:: THE RECORDS ::
********

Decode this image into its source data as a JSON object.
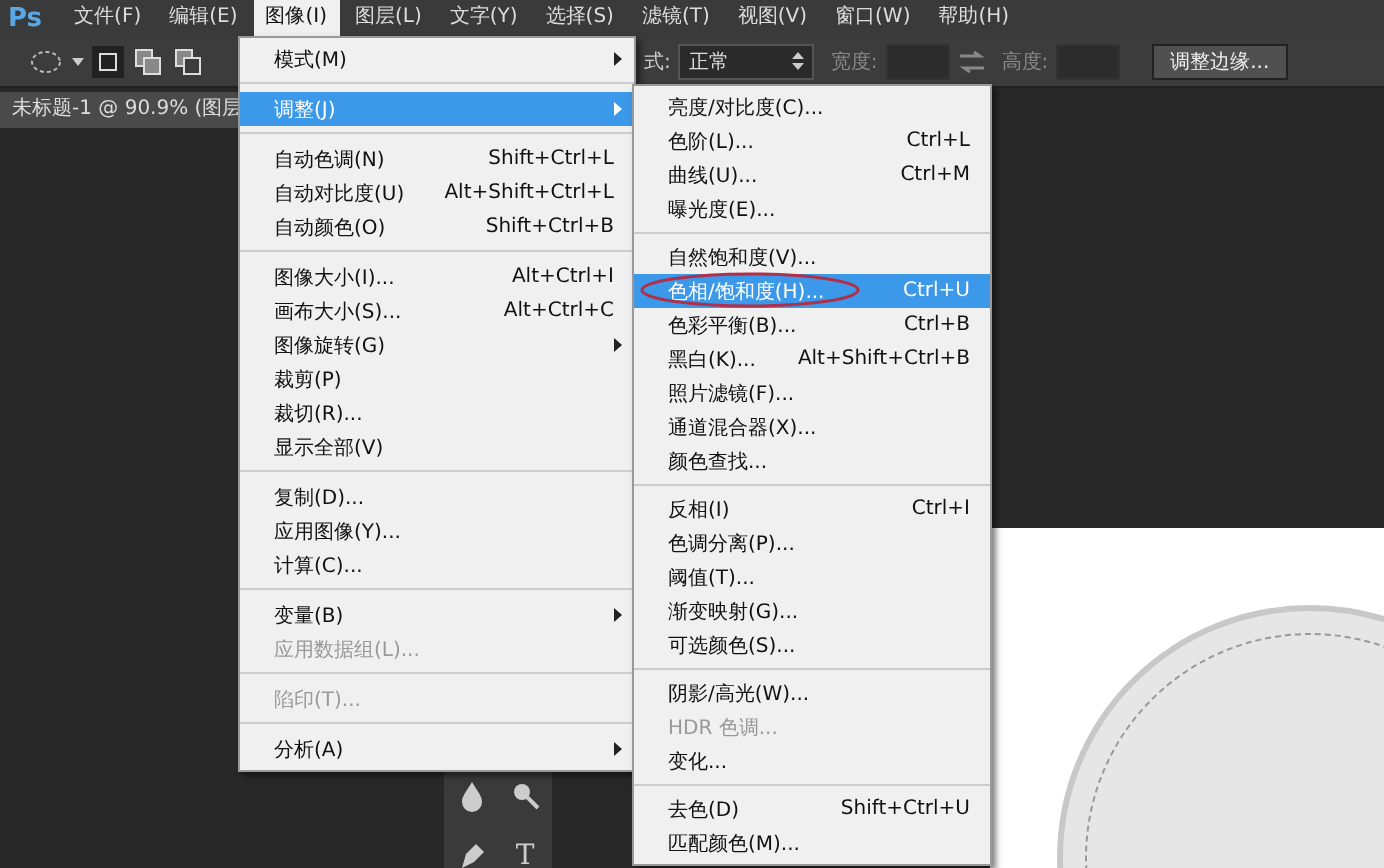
{
  "app_logo": "Ps",
  "menubar": [
    {
      "label": "文件(F)",
      "selected": false
    },
    {
      "label": "编辑(E)",
      "selected": false
    },
    {
      "label": "图像(I)",
      "selected": true
    },
    {
      "label": "图层(L)",
      "selected": false
    },
    {
      "label": "文字(Y)",
      "selected": false
    },
    {
      "label": "选择(S)",
      "selected": false
    },
    {
      "label": "滤镜(T)",
      "selected": false
    },
    {
      "label": "视图(V)",
      "selected": false
    },
    {
      "label": "窗口(W)",
      "selected": false
    },
    {
      "label": "帮助(H)",
      "selected": false
    }
  ],
  "options_bar": {
    "style_label": "式:",
    "style_value": "正常",
    "width_label": "宽度:",
    "height_label": "高度:",
    "refine_button": "调整边缘..."
  },
  "document_tab": "未标题-1 @ 90.9% (图层",
  "toolbox": {
    "type_tool_glyph": "T"
  },
  "image_menu": [
    {
      "kind": "item",
      "label": "模式(M)",
      "submenu": true,
      "disabled": false,
      "selected": false
    },
    {
      "kind": "separator"
    },
    {
      "kind": "item",
      "label": "调整(J)",
      "submenu": true,
      "disabled": false,
      "selected": true
    },
    {
      "kind": "separator"
    },
    {
      "kind": "item",
      "label": "自动色调(N)",
      "shortcut": "Shift+Ctrl+L",
      "submenu": false,
      "disabled": false,
      "selected": false
    },
    {
      "kind": "item",
      "label": "自动对比度(U)",
      "shortcut": "Alt+Shift+Ctrl+L",
      "submenu": false,
      "disabled": false,
      "selected": false
    },
    {
      "kind": "item",
      "label": "自动颜色(O)",
      "shortcut": "Shift+Ctrl+B",
      "submenu": false,
      "disabled": false,
      "selected": false
    },
    {
      "kind": "separator"
    },
    {
      "kind": "item",
      "label": "图像大小(I)...",
      "shortcut": "Alt+Ctrl+I",
      "submenu": false,
      "disabled": false,
      "selected": false
    },
    {
      "kind": "item",
      "label": "画布大小(S)...",
      "shortcut": "Alt+Ctrl+C",
      "submenu": false,
      "disabled": false,
      "selected": false
    },
    {
      "kind": "item",
      "label": "图像旋转(G)",
      "submenu": true,
      "disabled": false,
      "selected": false
    },
    {
      "kind": "item",
      "label": "裁剪(P)",
      "submenu": false,
      "disabled": false,
      "selected": false
    },
    {
      "kind": "item",
      "label": "裁切(R)...",
      "submenu": false,
      "disabled": false,
      "selected": false
    },
    {
      "kind": "item",
      "label": "显示全部(V)",
      "submenu": false,
      "disabled": false,
      "selected": false
    },
    {
      "kind": "separator"
    },
    {
      "kind": "item",
      "label": "复制(D)...",
      "submenu": false,
      "disabled": false,
      "selected": false
    },
    {
      "kind": "item",
      "label": "应用图像(Y)...",
      "submenu": false,
      "disabled": false,
      "selected": false
    },
    {
      "kind": "item",
      "label": "计算(C)...",
      "submenu": false,
      "disabled": false,
      "selected": false
    },
    {
      "kind": "separator"
    },
    {
      "kind": "item",
      "label": "变量(B)",
      "submenu": true,
      "disabled": false,
      "selected": false
    },
    {
      "kind": "item",
      "label": "应用数据组(L)...",
      "submenu": false,
      "disabled": true,
      "selected": false
    },
    {
      "kind": "separator"
    },
    {
      "kind": "item",
      "label": "陷印(T)...",
      "submenu": false,
      "disabled": true,
      "selected": false
    },
    {
      "kind": "separator"
    },
    {
      "kind": "item",
      "label": "分析(A)",
      "submenu": true,
      "disabled": false,
      "selected": false
    }
  ],
  "adjust_menu": [
    {
      "kind": "item",
      "label": "亮度/对比度(C)...",
      "disabled": false,
      "selected": false
    },
    {
      "kind": "item",
      "label": "色阶(L)...",
      "shortcut": "Ctrl+L",
      "disabled": false,
      "selected": false
    },
    {
      "kind": "item",
      "label": "曲线(U)...",
      "shortcut": "Ctrl+M",
      "disabled": false,
      "selected": false
    },
    {
      "kind": "item",
      "label": "曝光度(E)...",
      "disabled": false,
      "selected": false
    },
    {
      "kind": "separator"
    },
    {
      "kind": "item",
      "label": "自然饱和度(V)...",
      "disabled": false,
      "selected": false
    },
    {
      "kind": "item",
      "label": "色相/饱和度(H)...",
      "shortcut": "Ctrl+U",
      "disabled": false,
      "selected": true,
      "circled": true
    },
    {
      "kind": "item",
      "label": "色彩平衡(B)...",
      "shortcut": "Ctrl+B",
      "disabled": false,
      "selected": false
    },
    {
      "kind": "item",
      "label": "黑白(K)...",
      "shortcut": "Alt+Shift+Ctrl+B",
      "disabled": false,
      "selected": false
    },
    {
      "kind": "item",
      "label": "照片滤镜(F)...",
      "disabled": false,
      "selected": false
    },
    {
      "kind": "item",
      "label": "通道混合器(X)...",
      "disabled": false,
      "selected": false
    },
    {
      "kind": "item",
      "label": "颜色查找...",
      "disabled": false,
      "selected": false
    },
    {
      "kind": "separator"
    },
    {
      "kind": "item",
      "label": "反相(I)",
      "shortcut": "Ctrl+I",
      "disabled": false,
      "selected": false
    },
    {
      "kind": "item",
      "label": "色调分离(P)...",
      "disabled": false,
      "selected": false
    },
    {
      "kind": "item",
      "label": "阈值(T)...",
      "disabled": false,
      "selected": false
    },
    {
      "kind": "item",
      "label": "渐变映射(G)...",
      "disabled": false,
      "selected": false
    },
    {
      "kind": "item",
      "label": "可选颜色(S)...",
      "disabled": false,
      "selected": false
    },
    {
      "kind": "separator"
    },
    {
      "kind": "item",
      "label": "阴影/高光(W)...",
      "disabled": false,
      "selected": false
    },
    {
      "kind": "item",
      "label": "HDR 色调...",
      "disabled": true,
      "selected": false
    },
    {
      "kind": "item",
      "label": "变化...",
      "disabled": false,
      "selected": false
    },
    {
      "kind": "separator"
    },
    {
      "kind": "item",
      "label": "去色(D)",
      "shortcut": "Shift+Ctrl+U",
      "disabled": false,
      "selected": false
    },
    {
      "kind": "item",
      "label": "匹配颜色(M)...",
      "disabled": false,
      "selected": false
    }
  ]
}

********

:: PROBLEM STATEMENT ::
Where a line of the data holds "Ctrl", show that line.

:: ANSWER BELOW ::
      "shortcut": "Shift+Ctrl+L",
      "shortcut": "Alt+Shift+Ctrl+L",
      "shortcut": "Shift+Ctrl+B",
      "shortcut": "Alt+Ctrl+I",
      "shortcut": "Alt+Ctrl+C",
      "shortcut": "Ctrl+L",
      "shortcut": "Ctrl+M",
      "shortcut": "Ctrl+U",
      "shortcut": "Ctrl+B",
      "shortcut": "Alt+Shift+Ctrl+B",
      "shortcut": "Ctrl+I",
      "shortcut": "Shift+Ctrl+U",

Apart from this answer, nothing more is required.